__DATASET RECORDS__.
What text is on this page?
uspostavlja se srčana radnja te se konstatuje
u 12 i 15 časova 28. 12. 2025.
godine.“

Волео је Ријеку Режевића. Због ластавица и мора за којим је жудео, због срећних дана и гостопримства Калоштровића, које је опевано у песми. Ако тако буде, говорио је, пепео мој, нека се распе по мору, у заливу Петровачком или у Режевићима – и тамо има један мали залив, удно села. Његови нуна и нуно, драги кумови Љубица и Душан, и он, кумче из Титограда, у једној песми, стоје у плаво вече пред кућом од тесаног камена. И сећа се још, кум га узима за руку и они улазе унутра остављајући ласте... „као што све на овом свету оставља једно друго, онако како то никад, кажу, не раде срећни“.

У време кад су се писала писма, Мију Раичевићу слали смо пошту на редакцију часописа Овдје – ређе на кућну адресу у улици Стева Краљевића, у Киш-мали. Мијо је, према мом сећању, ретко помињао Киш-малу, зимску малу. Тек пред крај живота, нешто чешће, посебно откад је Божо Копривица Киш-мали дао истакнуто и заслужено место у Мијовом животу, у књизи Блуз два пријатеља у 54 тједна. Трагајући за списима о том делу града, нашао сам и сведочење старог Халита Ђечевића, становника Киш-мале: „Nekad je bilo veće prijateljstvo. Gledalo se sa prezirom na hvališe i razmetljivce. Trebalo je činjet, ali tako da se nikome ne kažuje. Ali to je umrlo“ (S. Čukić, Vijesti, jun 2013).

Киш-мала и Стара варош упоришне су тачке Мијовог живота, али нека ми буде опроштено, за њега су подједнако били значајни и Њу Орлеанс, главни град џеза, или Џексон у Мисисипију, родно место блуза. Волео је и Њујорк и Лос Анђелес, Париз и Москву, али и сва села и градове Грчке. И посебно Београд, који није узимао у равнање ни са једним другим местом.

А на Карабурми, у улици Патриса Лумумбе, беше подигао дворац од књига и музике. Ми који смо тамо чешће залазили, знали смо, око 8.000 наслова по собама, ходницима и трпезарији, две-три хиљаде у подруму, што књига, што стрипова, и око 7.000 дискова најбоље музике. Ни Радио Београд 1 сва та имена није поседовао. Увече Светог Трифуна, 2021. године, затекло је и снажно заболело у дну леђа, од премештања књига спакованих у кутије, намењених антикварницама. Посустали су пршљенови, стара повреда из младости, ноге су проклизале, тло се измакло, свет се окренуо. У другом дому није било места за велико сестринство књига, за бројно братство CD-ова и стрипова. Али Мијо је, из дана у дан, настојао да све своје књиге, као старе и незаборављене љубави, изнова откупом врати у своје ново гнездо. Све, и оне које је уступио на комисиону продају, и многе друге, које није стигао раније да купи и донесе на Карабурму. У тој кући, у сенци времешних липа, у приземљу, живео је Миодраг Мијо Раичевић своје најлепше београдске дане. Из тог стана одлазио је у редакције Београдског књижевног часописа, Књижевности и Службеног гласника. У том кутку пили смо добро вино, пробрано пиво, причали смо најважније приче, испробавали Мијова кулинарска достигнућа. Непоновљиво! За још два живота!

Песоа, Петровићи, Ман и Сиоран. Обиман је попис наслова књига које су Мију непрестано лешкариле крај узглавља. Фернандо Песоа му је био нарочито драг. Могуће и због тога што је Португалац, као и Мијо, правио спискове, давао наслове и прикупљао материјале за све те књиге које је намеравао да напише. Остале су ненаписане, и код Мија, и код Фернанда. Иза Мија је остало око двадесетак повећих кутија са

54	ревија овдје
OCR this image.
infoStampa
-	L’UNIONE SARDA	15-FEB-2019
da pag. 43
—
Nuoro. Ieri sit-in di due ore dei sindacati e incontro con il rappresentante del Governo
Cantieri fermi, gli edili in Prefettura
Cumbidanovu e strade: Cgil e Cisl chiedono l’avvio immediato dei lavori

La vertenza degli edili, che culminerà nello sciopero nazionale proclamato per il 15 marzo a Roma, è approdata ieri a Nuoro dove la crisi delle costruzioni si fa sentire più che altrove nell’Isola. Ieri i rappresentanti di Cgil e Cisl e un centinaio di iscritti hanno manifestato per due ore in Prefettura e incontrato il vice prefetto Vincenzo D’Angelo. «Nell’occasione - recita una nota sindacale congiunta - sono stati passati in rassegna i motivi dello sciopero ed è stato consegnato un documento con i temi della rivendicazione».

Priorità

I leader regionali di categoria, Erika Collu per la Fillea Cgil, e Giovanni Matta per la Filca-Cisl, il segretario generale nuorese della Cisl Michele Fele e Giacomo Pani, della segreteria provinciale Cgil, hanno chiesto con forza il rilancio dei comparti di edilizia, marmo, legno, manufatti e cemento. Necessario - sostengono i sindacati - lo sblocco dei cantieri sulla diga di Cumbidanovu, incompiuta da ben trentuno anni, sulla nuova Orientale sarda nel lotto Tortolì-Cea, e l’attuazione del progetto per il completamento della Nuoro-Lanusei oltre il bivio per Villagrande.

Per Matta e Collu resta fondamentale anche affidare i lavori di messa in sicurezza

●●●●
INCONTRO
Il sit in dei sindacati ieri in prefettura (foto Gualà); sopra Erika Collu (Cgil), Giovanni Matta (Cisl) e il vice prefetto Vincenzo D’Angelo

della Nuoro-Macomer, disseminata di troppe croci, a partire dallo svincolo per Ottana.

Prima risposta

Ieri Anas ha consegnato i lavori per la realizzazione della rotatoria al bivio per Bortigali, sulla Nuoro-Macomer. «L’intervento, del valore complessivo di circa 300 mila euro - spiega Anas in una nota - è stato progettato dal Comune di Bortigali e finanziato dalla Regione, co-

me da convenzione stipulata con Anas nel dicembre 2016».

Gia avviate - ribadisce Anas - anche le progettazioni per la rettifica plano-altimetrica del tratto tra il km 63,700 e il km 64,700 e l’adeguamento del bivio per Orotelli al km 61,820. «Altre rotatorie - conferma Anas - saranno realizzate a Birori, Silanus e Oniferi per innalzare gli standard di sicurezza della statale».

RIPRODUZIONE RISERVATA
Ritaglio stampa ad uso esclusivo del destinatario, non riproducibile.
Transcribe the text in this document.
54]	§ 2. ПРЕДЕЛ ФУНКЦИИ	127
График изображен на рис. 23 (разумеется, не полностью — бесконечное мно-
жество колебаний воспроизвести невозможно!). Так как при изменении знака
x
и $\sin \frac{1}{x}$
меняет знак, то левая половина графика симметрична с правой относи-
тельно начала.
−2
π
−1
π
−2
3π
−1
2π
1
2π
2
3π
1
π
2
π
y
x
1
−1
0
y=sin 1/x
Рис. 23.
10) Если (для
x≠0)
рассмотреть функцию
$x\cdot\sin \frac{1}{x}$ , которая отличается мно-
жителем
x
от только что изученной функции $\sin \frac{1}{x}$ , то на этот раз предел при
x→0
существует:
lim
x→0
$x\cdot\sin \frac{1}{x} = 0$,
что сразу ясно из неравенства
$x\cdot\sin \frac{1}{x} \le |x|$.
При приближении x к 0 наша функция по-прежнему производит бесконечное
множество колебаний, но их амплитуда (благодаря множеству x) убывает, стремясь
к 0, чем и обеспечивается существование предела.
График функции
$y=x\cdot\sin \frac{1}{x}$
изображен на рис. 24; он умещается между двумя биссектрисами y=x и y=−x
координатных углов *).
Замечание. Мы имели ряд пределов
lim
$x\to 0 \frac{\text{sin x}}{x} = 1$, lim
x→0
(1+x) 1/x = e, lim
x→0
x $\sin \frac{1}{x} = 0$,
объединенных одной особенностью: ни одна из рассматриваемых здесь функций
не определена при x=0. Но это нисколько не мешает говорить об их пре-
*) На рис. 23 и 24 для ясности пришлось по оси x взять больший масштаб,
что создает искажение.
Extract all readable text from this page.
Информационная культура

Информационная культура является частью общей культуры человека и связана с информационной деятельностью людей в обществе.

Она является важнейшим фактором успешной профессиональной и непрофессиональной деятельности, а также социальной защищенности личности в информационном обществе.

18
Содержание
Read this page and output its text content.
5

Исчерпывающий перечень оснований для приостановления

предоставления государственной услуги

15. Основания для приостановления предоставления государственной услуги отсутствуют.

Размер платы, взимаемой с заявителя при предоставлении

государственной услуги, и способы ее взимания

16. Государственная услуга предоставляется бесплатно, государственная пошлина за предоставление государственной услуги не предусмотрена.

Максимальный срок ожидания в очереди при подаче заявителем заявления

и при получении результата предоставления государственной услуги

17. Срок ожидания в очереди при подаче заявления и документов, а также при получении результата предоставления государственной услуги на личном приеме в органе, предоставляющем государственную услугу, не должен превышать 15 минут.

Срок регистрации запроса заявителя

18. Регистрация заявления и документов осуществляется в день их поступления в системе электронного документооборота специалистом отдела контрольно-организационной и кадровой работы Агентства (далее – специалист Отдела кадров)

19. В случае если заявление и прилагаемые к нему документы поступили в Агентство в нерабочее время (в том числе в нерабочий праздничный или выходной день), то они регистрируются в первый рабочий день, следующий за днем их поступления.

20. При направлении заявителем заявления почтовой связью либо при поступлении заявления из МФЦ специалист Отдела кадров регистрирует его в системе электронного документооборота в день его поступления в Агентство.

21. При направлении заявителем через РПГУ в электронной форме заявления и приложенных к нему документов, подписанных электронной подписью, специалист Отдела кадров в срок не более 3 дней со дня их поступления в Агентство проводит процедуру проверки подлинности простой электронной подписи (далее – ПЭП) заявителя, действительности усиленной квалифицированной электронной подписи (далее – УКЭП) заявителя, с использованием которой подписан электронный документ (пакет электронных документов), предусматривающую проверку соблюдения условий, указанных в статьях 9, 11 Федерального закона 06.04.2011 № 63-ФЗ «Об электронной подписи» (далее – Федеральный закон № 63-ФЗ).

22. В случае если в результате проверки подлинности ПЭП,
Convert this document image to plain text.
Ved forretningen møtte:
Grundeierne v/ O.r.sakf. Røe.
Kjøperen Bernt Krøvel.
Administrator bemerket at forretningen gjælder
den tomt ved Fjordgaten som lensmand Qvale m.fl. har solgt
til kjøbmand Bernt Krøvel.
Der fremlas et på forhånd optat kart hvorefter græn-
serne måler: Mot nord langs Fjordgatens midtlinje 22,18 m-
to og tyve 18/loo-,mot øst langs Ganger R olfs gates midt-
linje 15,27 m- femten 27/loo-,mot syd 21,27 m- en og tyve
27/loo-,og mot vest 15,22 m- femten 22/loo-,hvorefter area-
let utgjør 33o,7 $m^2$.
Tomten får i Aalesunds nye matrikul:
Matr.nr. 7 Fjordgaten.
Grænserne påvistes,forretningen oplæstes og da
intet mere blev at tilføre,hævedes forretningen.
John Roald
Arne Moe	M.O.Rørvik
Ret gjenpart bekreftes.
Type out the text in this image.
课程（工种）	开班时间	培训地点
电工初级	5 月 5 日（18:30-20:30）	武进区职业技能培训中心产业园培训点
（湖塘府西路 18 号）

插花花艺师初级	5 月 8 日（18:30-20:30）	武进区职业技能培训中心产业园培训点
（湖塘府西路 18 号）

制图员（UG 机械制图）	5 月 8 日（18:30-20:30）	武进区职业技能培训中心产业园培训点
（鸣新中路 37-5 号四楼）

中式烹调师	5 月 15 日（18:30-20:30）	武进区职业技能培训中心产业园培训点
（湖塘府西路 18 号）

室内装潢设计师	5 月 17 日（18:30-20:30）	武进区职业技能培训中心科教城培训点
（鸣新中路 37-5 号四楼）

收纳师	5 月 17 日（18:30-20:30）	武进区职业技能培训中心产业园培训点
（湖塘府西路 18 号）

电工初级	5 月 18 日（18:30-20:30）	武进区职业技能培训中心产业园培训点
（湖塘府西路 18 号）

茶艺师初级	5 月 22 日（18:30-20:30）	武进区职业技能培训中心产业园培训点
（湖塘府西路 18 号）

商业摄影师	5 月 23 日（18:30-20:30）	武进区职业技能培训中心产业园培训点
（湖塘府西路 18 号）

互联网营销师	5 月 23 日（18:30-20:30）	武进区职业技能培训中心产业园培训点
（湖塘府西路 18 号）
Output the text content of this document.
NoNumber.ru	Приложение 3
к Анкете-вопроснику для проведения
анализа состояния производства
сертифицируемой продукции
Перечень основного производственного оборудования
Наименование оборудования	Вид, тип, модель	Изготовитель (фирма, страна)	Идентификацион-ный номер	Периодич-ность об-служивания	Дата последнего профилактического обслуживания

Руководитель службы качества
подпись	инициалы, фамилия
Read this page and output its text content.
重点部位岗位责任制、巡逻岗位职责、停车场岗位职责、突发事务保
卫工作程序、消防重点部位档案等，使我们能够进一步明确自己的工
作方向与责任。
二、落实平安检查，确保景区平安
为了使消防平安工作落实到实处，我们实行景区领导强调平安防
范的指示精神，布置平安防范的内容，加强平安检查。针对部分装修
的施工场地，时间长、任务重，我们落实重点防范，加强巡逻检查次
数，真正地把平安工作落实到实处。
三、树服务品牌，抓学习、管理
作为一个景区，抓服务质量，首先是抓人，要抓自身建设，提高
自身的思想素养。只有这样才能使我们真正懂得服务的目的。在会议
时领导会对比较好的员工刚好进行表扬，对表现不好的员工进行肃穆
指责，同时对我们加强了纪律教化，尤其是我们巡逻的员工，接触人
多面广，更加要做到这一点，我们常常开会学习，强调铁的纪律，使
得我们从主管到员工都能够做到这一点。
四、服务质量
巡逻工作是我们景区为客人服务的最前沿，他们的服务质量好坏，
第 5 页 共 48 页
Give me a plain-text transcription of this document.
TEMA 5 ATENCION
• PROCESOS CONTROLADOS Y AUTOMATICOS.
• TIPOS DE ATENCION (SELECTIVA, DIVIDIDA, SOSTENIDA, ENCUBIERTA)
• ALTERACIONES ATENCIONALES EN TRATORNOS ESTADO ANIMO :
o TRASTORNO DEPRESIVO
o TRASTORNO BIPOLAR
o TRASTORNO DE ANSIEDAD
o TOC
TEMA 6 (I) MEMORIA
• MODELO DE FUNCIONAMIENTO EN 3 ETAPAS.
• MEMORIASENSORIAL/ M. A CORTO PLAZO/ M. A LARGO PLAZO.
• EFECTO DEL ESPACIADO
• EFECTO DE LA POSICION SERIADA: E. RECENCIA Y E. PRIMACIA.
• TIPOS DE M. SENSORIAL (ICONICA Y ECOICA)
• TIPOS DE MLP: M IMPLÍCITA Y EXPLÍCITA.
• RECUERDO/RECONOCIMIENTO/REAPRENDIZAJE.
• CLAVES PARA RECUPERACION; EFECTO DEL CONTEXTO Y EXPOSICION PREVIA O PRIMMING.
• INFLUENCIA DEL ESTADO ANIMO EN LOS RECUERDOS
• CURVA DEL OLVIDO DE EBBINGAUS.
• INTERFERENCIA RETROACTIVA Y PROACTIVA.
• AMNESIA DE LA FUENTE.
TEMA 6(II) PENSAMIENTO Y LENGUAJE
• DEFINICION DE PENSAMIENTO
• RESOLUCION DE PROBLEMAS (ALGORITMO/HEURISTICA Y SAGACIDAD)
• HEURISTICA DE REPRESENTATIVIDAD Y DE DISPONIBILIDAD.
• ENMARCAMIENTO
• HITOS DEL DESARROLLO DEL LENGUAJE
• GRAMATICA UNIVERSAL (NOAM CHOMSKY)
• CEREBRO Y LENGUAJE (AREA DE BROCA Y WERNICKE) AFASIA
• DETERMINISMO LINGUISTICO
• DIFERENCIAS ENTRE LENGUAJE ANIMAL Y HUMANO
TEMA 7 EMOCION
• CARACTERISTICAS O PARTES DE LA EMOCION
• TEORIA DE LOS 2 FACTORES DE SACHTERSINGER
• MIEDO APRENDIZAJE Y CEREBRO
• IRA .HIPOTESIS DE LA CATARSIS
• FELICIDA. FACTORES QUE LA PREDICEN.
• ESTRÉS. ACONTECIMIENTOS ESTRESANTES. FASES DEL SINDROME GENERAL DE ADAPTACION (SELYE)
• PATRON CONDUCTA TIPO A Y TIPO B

__EXERCISE DETAILS__. Look through the entries and return every line where "культура" appears.

__WRITTEN REPLY__.
Информационная культура
Информационная культура является частью общей культуры человека и связана с информационной деятельностью людей в обществе.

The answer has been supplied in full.